## What you have to do:
Check each line of the material. Copy those containing "into".

## Data to use:
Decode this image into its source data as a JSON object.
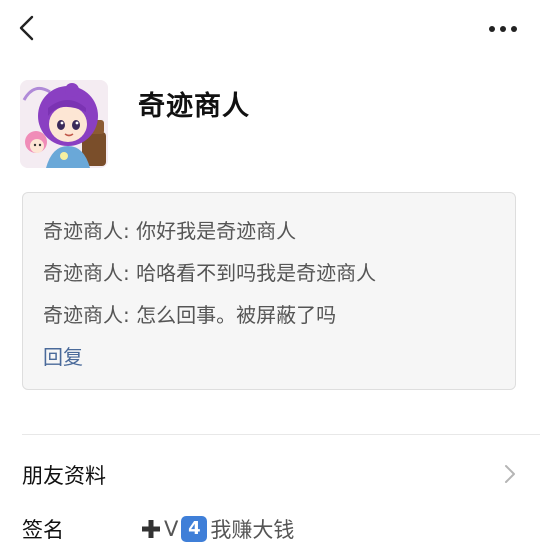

* * *

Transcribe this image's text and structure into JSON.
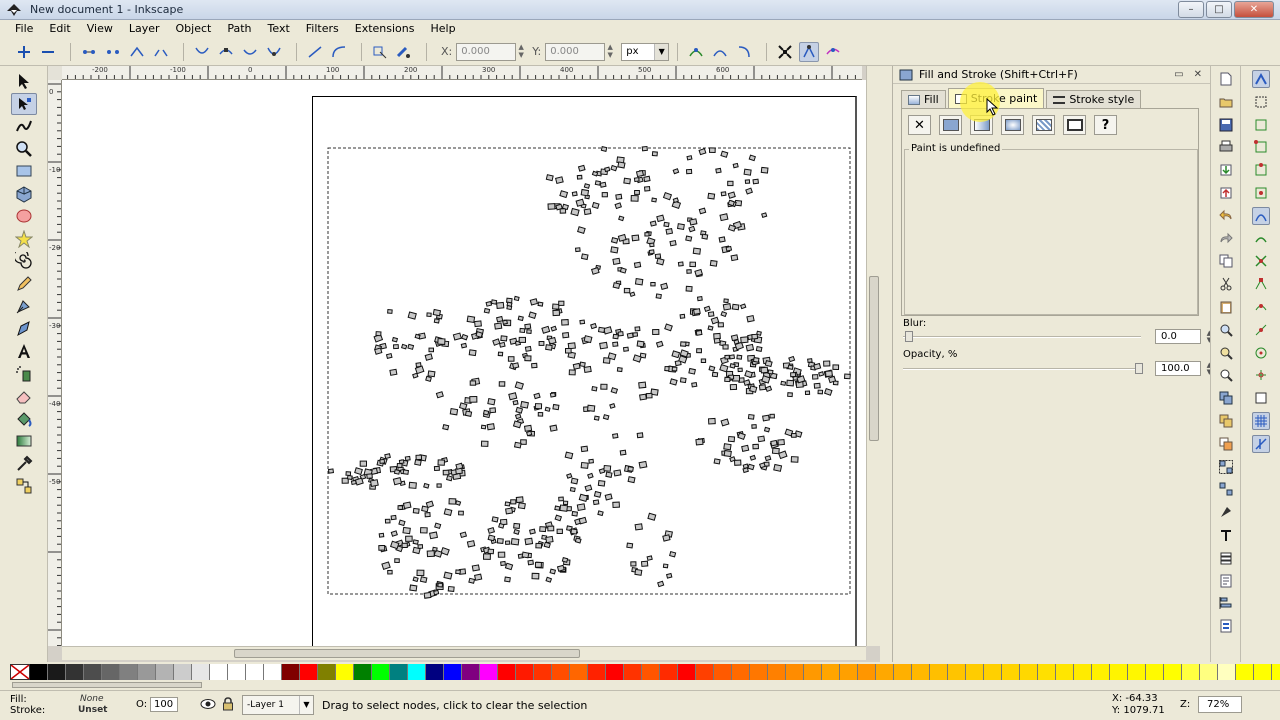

...

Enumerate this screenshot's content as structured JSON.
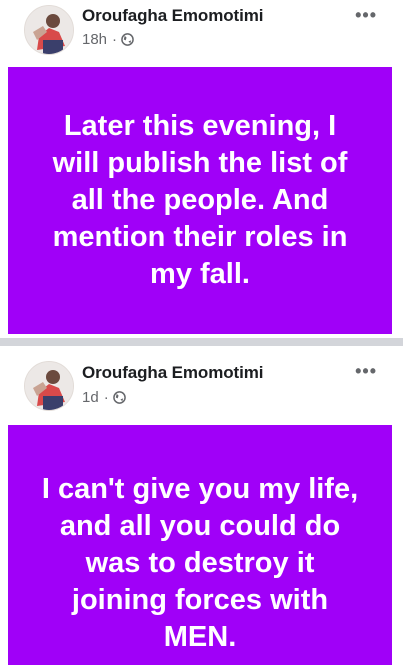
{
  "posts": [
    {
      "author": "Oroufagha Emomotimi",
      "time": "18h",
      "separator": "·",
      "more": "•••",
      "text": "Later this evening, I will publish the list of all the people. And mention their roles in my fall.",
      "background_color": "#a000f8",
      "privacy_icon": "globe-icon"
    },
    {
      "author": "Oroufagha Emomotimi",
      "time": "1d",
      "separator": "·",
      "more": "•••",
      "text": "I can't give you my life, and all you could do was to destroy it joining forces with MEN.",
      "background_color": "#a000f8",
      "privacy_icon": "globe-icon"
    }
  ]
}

## Solution to the exercise:
Decode this image into its source data as a JSON object.
Transcribe this image's text and structure into JSON.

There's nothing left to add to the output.